Could every line of the data be printed exactly as it reads?

===== Input material =====

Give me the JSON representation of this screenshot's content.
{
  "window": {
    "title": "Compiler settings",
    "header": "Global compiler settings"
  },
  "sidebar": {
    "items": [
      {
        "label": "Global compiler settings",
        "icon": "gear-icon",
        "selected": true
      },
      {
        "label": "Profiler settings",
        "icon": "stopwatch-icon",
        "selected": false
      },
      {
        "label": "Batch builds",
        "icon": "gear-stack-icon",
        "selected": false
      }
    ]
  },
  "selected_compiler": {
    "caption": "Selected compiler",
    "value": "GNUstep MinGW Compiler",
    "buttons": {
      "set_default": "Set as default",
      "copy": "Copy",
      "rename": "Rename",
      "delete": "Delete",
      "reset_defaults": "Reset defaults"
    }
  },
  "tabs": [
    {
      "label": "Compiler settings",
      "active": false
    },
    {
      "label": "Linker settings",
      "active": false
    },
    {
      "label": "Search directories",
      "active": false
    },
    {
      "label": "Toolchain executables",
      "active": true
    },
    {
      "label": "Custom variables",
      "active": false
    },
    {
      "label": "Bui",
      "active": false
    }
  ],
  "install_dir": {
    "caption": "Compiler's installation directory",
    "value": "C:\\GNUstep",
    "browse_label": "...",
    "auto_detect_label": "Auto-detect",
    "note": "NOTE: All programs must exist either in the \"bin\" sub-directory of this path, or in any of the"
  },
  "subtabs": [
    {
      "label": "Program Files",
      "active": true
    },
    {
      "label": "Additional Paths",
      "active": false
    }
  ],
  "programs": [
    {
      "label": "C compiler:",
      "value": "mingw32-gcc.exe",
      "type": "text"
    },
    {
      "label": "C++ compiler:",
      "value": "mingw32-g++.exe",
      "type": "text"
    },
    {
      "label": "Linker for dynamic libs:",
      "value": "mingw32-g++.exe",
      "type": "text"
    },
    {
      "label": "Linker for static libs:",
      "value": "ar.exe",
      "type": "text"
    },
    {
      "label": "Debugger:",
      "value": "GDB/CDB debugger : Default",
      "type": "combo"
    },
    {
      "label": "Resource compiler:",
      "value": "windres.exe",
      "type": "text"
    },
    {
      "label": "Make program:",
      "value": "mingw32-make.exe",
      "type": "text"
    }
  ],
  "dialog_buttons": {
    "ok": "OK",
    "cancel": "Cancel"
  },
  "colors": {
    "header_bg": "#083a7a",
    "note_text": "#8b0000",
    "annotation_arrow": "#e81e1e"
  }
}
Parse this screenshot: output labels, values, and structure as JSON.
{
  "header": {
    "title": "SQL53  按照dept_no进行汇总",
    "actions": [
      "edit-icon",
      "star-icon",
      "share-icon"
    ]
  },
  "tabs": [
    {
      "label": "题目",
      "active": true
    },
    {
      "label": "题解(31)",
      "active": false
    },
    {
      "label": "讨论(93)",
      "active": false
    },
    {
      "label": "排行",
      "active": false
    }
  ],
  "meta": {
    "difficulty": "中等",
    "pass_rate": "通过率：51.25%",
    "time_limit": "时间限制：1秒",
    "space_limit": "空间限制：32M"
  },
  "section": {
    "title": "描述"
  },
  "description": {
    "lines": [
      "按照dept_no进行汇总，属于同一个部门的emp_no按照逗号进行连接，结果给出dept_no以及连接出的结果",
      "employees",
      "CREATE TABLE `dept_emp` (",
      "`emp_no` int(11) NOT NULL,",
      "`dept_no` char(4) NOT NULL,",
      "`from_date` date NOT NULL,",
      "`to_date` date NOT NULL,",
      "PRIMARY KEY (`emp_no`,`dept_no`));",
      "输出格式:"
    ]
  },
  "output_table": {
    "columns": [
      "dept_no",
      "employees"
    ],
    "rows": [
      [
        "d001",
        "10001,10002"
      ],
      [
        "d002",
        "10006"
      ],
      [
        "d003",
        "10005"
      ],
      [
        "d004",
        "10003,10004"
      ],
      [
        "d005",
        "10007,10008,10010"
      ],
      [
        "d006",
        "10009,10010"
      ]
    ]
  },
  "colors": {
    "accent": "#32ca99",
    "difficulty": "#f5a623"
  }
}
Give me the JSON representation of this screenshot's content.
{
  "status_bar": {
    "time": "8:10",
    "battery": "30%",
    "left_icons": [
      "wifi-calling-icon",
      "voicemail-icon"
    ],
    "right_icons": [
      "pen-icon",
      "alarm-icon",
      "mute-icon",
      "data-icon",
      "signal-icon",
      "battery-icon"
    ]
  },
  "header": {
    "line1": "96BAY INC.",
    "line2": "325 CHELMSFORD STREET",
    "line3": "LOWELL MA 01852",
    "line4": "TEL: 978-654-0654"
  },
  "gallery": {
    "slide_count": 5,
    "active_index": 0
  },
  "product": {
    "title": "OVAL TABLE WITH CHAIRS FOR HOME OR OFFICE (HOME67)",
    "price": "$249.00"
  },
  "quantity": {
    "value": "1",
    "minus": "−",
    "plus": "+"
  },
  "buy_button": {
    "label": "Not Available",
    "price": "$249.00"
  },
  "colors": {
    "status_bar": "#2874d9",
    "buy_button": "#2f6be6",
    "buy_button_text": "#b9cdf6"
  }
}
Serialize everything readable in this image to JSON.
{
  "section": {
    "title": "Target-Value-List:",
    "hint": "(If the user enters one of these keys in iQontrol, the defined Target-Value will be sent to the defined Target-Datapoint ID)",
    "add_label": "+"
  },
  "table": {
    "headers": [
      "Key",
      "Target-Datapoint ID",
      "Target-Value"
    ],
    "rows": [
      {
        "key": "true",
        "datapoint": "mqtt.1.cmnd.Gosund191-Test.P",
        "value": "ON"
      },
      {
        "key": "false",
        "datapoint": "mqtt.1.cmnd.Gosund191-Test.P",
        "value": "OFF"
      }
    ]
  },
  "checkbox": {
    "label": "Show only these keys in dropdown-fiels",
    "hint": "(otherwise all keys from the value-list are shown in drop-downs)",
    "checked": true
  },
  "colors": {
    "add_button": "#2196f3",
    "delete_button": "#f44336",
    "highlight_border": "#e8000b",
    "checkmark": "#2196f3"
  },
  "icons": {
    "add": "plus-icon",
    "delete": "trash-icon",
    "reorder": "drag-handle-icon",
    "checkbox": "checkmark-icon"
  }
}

=====

**Exercise response:**
Give me the JSON representation of this screenshot's content.
{
  "window": {
    "title": "Compiler settings",
    "header": "Global compiler settings"
  },
  "sidebar": {
    "items": [
      {
        "label": "Global compiler settings",
        "icon": "gear-icon",
        "selected": true
      },
      {
        "label": "Profiler settings",
        "icon": "stopwatch-icon",
        "selected": false
      },
      {
        "label": "Batch builds",
        "icon": "gear-stack-icon",
        "selected": false
      }
    ]
  },
  "selected_compiler": {
    "caption": "Selected compiler",
    "value": "GNUstep MinGW Compiler",
    "buttons": {
      "set_default": "Set as default",
      "copy": "Copy",
      "rename": "Rename",
      "delete": "Delete",
      "reset_defaults": "Reset defaults"
    }
  },
  "tabs": [
    {
      "label": "Compiler settings",
      "active": false
    },
    {
      "label": "Linker settings",
      "active": false
    },
    {
      "label": "Search directories",
      "active": false
    },
    {
      "label": "Toolchain executables",
      "active": true
    },
    {
      "label": "Custom variables",
      "active": false
    },
    {
      "label": "Bui",
      "active": false
    }
  ],
  "install_dir": {
    "caption": "Compiler's installation directory",
    "value": "C:\\GNUstep",
    "browse_label": "...",
    "auto_detect_label": "Auto-detect",
    "note": "NOTE: All programs must exist either in the \"bin\" sub-directory of this path, or in any of the"
  },
  "subtabs": [
    {
      "label": "Program Files",
      "active": true
    },
    {
      "label": "Additional Paths",
      "active": false
    }
  ],
  "programs": [
    {
      "label": "C compiler:",
      "value": "mingw32-gcc.exe",
      "type": "text"
    },
    {
      "label": "C++ compiler:",
      "value": "mingw32-g++.exe",
      "type": "text"
    },
    {
      "label": "Linker for dynamic libs:",
      "value": "mingw32-g++.exe",
      "type": "text"
    },
    {
      "label": "Linker for static libs:",
      "value": "ar.exe",
      "type": "text"
    },
    {
      "label": "Debugger:",
      "value": "GDB/CDB debugger : Default",
      "type": "combo"
    },
    {
      "label": "Resource compiler:",
      "value": "windres.exe",
      "type": "text"
    },
    {
      "label": "Make program:",
      "value": "mingw32-make.exe",
      "type": "text"
    }
  ],
  "dialog_buttons": {
    "ok": "OK",
    "cancel": "Cancel"
  },
  "colors": {
    "header_bg": "#083a7a",
    "note_text": "#8b0000",
    "annotation_arrow": "#e81e1e"
  }
}
Parse this screenshot: output labels, values, and structure as JSON.
{
  "header": {
    "title": "SQL53  按照dept_no进行汇总",
    "actions": [
      "edit-icon",
      "star-icon",
      "share-icon"
    ]
  },
  "tabs": [
    {
      "label": "题目",
      "active": true
    },
    {
      "label": "题解(31)",
      "active": false
    },
    {
      "label": "讨论(93)",
      "active": false
    },
    {
      "label": "排行",
      "active": false
    }
  ],
  "meta": {
    "difficulty": "中等",
    "pass_rate": "通过率：51.25%",
    "time_limit": "时间限制：1秒",
    "space_limit": "空间限制：32M"
  },
  "section": {
    "title": "描述"
  },
  "description": {
    "lines": [
      "按照dept_no进行汇总，属于同一个部门的emp_no按照逗号进行连接，结果给出dept_no以及连接出的结果",
      "employees",
      "CREATE TABLE `dept_emp` (",
      "`emp_no` int(11) NOT NULL,",
      "`dept_no` char(4) NOT NULL,",
      "`from_date` date NOT NULL,",
      "`to_date` date NOT NULL,",
      "PRIMARY KEY (`emp_no`,`dept_no`));",
      "输出格式:"
    ]
  },
  "output_table": {
    "columns": [
      "dept_no",
      "employees"
    ],
    "rows": [
      [
        "d001",
        "10001,10002"
      ],
      [
        "d002",
        "10006"
      ],
      [
        "d003",
        "10005"
      ],
      [
        "d004",
        "10003,10004"
      ],
      [
        "d005",
        "10007,10008,10010"
      ],
      [
        "d006",
        "10009,10010"
      ]
    ]
  },
  "colors": {
    "accent": "#32ca99",
    "difficulty": "#f5a623"
  }
}
Give me the JSON representation of this screenshot's content.
{
  "status_bar": {
    "time": "8:10",
    "battery": "30%",
    "left_icons": [
      "wifi-calling-icon",
      "voicemail-icon"
    ],
    "right_icons": [
      "pen-icon",
      "alarm-icon",
      "mute-icon",
      "data-icon",
      "signal-icon",
      "battery-icon"
    ]
  },
  "header": {
    "line1": "96BAY INC.",
    "line2": "325 CHELMSFORD STREET",
    "line3": "LOWELL MA 01852",
    "line4": "TEL: 978-654-0654"
  },
  "gallery": {
    "slide_count": 5,
    "active_index": 0
  },
  "product": {
    "title": "OVAL TABLE WITH CHAIRS FOR HOME OR OFFICE (HOME67)",
    "price": "$249.00"
  },
  "quantity": {
    "value": "1",
    "minus": "−",
    "plus": "+"
  },
  "buy_button": {
    "label": "Not Available",
    "price": "$249.00"
  },
  "colors": {
    "status_bar": "#2874d9",
    "buy_button": "#2f6be6",
    "buy_button_text": "#b9cdf6"
  }
}
Serialize everything readable in this image to JSON.
{
  "section": {
    "title": "Target-Value-List:",
    "hint": "(If the user enters one of these keys in iQontrol, the defined Target-Value will be sent to the defined Target-Datapoint ID)",
    "add_label": "+"
  },
  "table": {
    "headers": [
      "Key",
      "Target-Datapoint ID",
      "Target-Value"
    ],
    "rows": [
      {
        "key": "true",
        "datapoint": "mqtt.1.cmnd.Gosund191-Test.P",
        "value": "ON"
      },
      {
        "key": "false",
        "datapoint": "mqtt.1.cmnd.Gosund191-Test.P",
        "value": "OFF"
      }
    ]
  },
  "checkbox": {
    "label": "Show only these keys in dropdown-fiels",
    "hint": "(otherwise all keys from the value-list are shown in drop-downs)",
    "checked": true
  },
  "colors": {
    "add_button": "#2196f3",
    "delete_button": "#f44336",
    "highlight_border": "#e8000b",
    "checkmark": "#2196f3"
  },
  "icons": {
    "add": "plus-icon",
    "delete": "trash-icon",
    "reorder": "drag-handle-icon",
    "checkbox": "checkmark-icon"
  }
}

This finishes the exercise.